------ Data provided ------

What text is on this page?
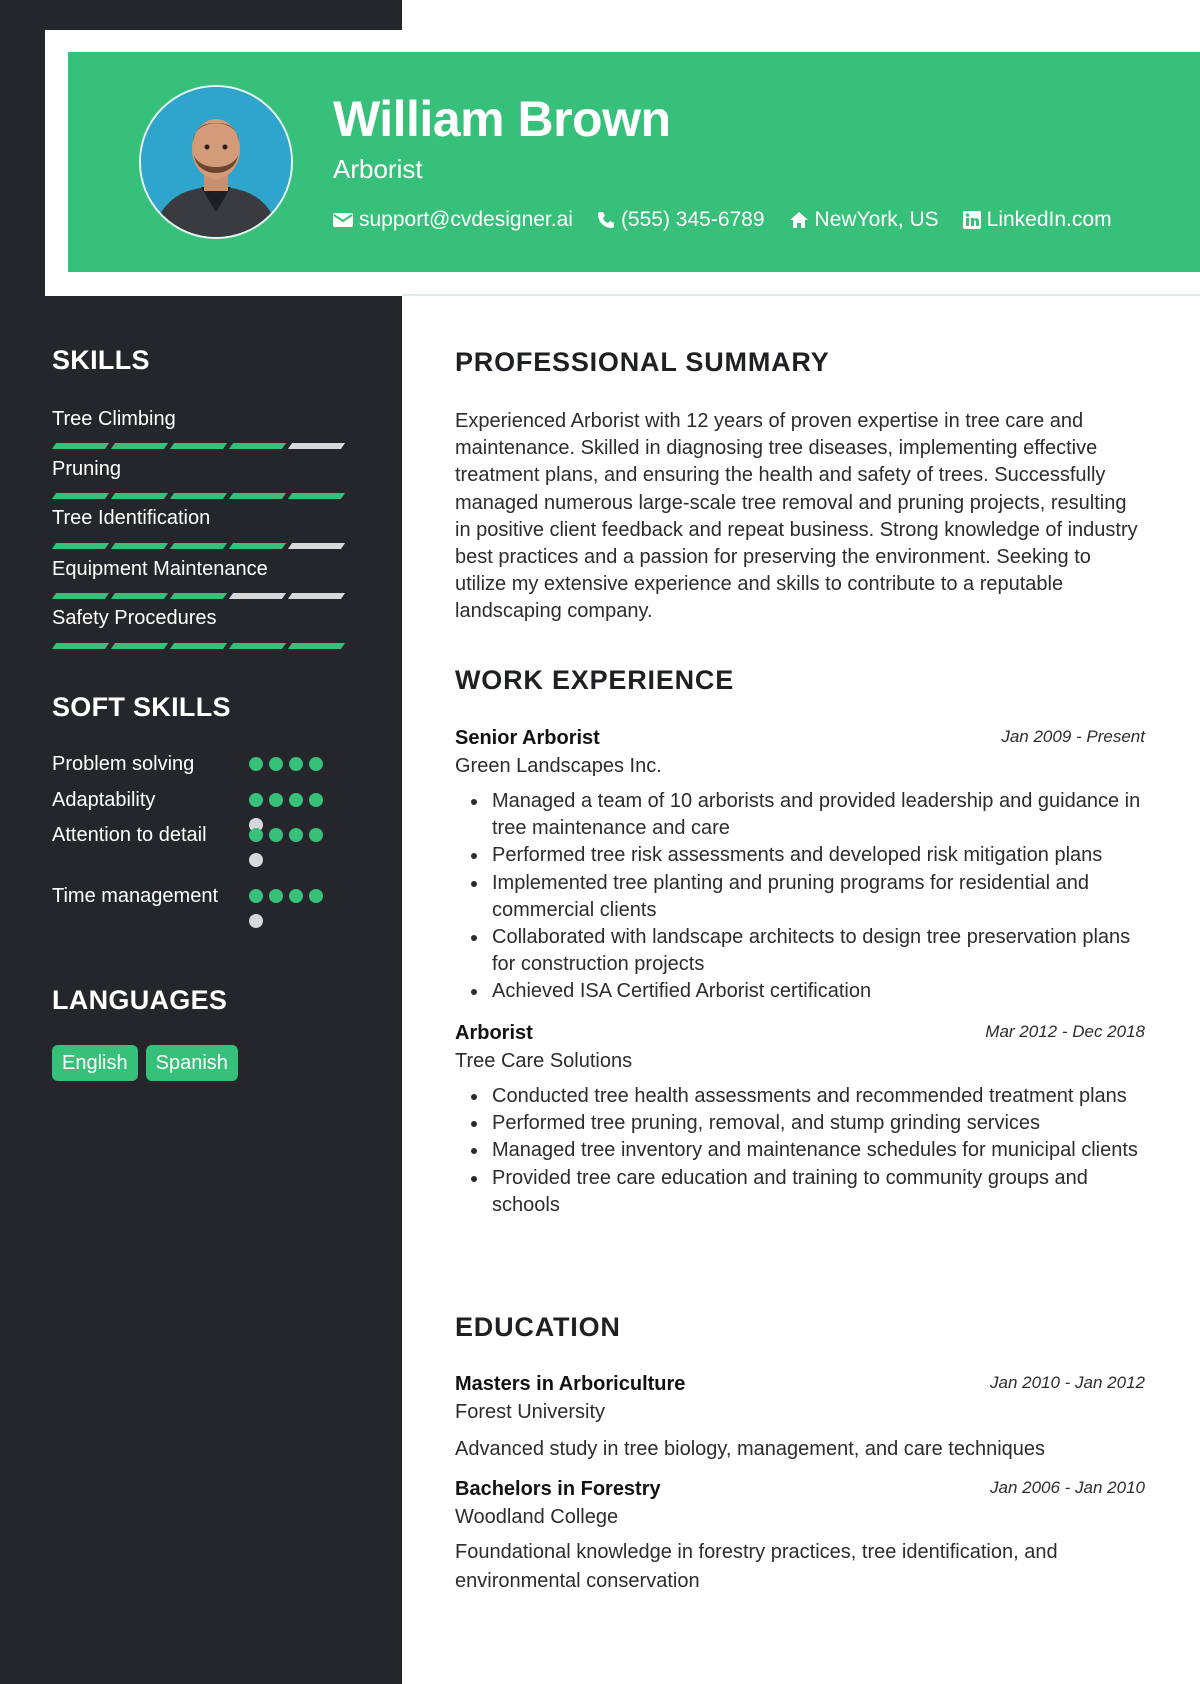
William Brown
Arborist
support@cvdesigner.ai (555) 345-6789 NewYork, US LinkedIn.com
SKILLS
Tree Climbing
Pruning
Tree Identification
Equipment Maintenance
Safety Procedures
SOFT SKILLS
Problem solving
Adaptability
Attention to detail
Time management
LANGUAGES
English	Spanish
PROFESSIONAL SUMMARY

Experienced Arborist with 12 years of proven expertise in tree care and maintenance. Skilled in diagnosing tree diseases, implementing effective treatment plans, and ensuring the health and safety of trees. Successfully managed numerous large-scale tree removal and pruning projects, resulting in positive client feedback and repeat business. Strong knowledge of industry best practices and a passion for preserving the environment. Seeking to utilize my extensive experience and skills to contribute to a reputable landscaping company.

WORK EXPERIENCE
Senior Arborist	Jan 2009 - Present
Green Landscapes Inc.
Managed a team of 10 arborists and provided leadership and guidance in tree maintenance and care
Performed tree risk assessments and developed risk mitigation plans
Implemented tree planting and pruning programs for residential and commercial clients
Collaborated with landscape architects to design tree preservation plans for construction projects
Achieved ISA Certified Arborist certification
Arborist	Mar 2012 - Dec 2018
Tree Care Solutions
Conducted tree health assessments and recommended treatment plans
Performed tree pruning, removal, and stump grinding services
Managed tree inventory and maintenance schedules for municipal clients
Provided tree care education and training to community groups and schools
EDUCATION
Masters in Arboriculture	Jan 2010 - Jan 2012
Forest University
Advanced study in tree biology, management, and care techniques
Bachelors in Forestry	Jan 2006 - Jan 2010
Woodland College
Foundational knowledge in forestry practices, tree identification, and environmental conservation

------

▶ _Exercise aim_: From the entries above, copy out every line where the string "management" appears.

▶ _Full response_:
Time management
Advanced study in tree biology, management, and care techniques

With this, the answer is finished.